§ **EXERCISE TASK**:
Only the lines starting at the one that contains "Read out every word on this page." and running to the end should be repeated, exactly as written.

╭──

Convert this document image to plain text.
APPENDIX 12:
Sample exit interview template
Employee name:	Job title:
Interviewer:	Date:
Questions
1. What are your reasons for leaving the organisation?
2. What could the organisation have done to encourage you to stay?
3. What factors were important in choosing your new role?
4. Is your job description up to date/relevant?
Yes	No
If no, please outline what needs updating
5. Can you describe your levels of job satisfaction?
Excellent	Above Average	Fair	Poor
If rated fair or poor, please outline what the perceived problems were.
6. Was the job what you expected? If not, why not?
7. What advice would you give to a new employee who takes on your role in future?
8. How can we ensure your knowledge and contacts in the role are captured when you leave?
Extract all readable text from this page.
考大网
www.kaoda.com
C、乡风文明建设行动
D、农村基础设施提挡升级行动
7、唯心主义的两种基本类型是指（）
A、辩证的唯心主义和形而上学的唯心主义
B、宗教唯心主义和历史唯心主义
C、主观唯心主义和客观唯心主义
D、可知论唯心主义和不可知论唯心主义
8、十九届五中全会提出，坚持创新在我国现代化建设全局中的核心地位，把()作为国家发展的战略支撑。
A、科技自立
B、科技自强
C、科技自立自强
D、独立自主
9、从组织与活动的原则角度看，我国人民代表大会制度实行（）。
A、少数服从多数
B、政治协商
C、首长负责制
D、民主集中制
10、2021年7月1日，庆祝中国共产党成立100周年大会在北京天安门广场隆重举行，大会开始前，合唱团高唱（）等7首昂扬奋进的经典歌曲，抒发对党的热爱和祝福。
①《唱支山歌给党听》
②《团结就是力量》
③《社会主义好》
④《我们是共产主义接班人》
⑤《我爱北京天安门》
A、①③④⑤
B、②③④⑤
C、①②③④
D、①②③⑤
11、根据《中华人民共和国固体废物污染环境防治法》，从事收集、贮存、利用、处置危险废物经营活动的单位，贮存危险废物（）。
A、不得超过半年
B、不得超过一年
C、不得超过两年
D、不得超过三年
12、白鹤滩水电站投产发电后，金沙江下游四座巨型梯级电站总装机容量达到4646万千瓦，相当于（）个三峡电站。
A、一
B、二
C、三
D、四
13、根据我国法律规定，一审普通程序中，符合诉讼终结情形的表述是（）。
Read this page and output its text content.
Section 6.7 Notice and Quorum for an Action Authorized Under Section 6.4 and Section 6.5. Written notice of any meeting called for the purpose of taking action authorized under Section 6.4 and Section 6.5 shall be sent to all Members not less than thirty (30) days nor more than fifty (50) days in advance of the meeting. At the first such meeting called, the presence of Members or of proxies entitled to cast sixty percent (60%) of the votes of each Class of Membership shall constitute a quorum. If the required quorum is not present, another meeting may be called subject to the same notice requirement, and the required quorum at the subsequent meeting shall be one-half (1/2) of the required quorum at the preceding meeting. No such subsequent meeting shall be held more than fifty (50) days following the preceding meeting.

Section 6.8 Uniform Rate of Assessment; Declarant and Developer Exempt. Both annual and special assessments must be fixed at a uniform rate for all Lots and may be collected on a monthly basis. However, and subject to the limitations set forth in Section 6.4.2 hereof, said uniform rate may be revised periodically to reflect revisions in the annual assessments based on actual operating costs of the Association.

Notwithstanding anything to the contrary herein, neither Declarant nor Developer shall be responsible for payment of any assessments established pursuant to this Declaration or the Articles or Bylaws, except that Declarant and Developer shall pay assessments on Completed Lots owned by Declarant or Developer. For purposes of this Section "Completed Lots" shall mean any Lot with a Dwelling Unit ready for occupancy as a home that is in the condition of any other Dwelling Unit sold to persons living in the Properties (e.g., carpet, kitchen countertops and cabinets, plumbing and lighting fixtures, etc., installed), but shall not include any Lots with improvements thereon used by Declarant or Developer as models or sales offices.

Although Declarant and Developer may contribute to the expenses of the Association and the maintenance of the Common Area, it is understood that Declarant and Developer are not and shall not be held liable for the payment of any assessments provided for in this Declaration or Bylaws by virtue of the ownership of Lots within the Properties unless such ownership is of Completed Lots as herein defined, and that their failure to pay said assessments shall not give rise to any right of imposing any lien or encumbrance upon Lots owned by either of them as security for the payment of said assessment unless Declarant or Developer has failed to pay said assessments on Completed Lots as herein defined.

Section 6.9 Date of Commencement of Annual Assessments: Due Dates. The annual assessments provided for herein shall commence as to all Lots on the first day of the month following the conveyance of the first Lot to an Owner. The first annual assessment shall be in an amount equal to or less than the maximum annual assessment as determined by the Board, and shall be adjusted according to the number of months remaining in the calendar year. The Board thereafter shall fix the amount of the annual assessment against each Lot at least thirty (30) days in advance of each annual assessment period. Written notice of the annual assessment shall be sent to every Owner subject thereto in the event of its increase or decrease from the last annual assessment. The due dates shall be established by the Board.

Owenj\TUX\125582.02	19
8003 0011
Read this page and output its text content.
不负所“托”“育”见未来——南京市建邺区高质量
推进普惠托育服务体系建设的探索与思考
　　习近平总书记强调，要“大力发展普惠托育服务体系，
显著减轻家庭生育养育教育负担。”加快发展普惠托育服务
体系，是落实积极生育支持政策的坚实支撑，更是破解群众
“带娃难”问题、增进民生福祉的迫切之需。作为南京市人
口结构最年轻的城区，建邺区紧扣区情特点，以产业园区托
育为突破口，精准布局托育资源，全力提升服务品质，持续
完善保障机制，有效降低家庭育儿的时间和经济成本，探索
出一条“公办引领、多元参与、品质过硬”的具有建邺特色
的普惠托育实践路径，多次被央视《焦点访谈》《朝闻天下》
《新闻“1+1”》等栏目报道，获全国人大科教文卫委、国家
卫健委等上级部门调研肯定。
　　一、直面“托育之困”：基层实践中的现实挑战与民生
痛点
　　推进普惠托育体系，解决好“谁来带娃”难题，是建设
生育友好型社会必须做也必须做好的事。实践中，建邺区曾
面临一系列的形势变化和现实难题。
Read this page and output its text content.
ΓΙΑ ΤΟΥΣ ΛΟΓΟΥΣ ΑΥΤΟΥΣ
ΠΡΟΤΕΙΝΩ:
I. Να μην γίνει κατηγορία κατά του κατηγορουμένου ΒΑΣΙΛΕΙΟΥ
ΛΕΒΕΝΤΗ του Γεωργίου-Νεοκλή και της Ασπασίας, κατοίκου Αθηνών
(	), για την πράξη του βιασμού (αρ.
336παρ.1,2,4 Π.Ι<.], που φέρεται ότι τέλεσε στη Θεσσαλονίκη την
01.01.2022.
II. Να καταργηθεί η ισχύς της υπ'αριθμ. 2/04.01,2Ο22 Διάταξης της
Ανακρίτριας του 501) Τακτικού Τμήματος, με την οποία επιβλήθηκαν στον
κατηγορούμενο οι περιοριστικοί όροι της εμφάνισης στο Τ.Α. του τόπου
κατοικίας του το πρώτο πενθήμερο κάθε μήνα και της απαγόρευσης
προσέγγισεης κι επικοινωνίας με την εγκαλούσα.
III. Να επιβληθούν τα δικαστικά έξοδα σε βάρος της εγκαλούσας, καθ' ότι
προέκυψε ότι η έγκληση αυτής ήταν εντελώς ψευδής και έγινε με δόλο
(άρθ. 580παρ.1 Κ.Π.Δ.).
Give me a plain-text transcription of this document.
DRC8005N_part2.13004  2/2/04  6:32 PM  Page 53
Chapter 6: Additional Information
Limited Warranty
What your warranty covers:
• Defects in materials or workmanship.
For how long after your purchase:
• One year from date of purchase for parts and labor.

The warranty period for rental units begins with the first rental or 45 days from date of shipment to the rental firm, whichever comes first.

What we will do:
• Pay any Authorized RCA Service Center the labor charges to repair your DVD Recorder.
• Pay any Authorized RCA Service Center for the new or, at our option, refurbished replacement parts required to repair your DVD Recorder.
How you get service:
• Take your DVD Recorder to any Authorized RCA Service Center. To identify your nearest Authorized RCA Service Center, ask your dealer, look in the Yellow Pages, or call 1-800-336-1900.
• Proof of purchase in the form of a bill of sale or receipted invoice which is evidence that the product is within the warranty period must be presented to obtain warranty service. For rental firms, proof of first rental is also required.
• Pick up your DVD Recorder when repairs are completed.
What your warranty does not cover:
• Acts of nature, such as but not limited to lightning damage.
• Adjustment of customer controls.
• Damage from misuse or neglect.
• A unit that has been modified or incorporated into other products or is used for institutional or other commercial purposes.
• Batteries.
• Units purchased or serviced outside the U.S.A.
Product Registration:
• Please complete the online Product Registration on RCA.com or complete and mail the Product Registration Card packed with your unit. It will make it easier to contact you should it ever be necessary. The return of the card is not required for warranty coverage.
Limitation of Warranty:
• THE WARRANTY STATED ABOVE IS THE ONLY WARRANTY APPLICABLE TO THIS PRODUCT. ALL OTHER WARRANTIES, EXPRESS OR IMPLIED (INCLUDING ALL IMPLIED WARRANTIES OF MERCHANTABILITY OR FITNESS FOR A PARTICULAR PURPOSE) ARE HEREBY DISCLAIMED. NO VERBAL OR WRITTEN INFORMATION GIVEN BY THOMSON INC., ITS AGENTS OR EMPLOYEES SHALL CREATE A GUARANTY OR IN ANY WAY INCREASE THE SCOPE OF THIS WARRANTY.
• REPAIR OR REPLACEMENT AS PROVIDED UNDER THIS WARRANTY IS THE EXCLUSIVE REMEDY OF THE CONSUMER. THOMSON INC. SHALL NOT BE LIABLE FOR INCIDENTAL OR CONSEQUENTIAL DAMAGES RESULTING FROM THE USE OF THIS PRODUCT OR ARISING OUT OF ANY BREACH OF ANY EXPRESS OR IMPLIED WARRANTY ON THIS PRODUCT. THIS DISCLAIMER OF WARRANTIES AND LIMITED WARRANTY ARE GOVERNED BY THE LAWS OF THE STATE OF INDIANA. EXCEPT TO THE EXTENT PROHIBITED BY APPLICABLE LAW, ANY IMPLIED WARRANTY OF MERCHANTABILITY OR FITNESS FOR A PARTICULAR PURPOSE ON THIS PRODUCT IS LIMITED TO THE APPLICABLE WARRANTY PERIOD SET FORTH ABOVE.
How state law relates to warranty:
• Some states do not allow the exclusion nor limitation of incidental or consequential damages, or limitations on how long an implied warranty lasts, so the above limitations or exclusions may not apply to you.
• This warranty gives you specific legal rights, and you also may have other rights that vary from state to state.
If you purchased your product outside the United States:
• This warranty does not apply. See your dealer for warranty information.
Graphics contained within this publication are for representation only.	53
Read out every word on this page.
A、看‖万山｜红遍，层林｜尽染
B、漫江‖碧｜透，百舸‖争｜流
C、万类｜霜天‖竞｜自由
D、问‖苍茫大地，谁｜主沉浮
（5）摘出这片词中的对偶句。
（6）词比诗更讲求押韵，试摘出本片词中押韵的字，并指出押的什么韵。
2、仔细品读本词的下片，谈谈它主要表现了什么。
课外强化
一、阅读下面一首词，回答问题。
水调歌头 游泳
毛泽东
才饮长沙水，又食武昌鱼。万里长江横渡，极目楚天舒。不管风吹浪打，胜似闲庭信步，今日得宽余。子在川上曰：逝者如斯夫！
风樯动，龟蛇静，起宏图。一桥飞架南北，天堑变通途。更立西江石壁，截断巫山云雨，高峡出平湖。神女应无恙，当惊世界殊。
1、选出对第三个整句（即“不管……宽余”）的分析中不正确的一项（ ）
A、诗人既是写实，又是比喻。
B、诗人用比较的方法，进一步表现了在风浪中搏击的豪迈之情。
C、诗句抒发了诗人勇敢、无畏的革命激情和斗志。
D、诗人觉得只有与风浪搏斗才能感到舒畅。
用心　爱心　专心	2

╰──

§ **PROBLEM SOLUTION**:
Read out every word on this page.
A、看‖万山｜红遍，层林｜尽染
B、漫江‖碧｜透，百舸‖争｜流
C、万类｜霜天‖竞｜自由
D、问‖苍茫大地，谁｜主沉浮
（5）摘出这片词中的对偶句。
（6）词比诗更讲求押韵，试摘出本片词中押韵的字，并指出押的什么韵。
2、仔细品读本词的下片，谈谈它主要表现了什么。
课外强化
一、阅读下面一首词，回答问题。
水调歌头 游泳
毛泽东
才饮长沙水，又食武昌鱼。万里长江横渡，极目楚天舒。不管风吹浪打，胜似闲庭信步，今日得宽余。子在川上曰：逝者如斯夫！
风樯动，龟蛇静，起宏图。一桥飞架南北，天堑变通途。更立西江石壁，截断巫山云雨，高峡出平湖。神女应无恙，当惊世界殊。
1、选出对第三个整句（即“不管……宽余”）的分析中不正确的一项（ ）
A、诗人既是写实，又是比喻。
B、诗人用比较的方法，进一步表现了在风浪中搏击的豪迈之情。
C、诗句抒发了诗人勇敢、无畏的革命激情和斗志。
D、诗人觉得只有与风浪搏斗才能感到舒畅。
用心　爱心　专心	2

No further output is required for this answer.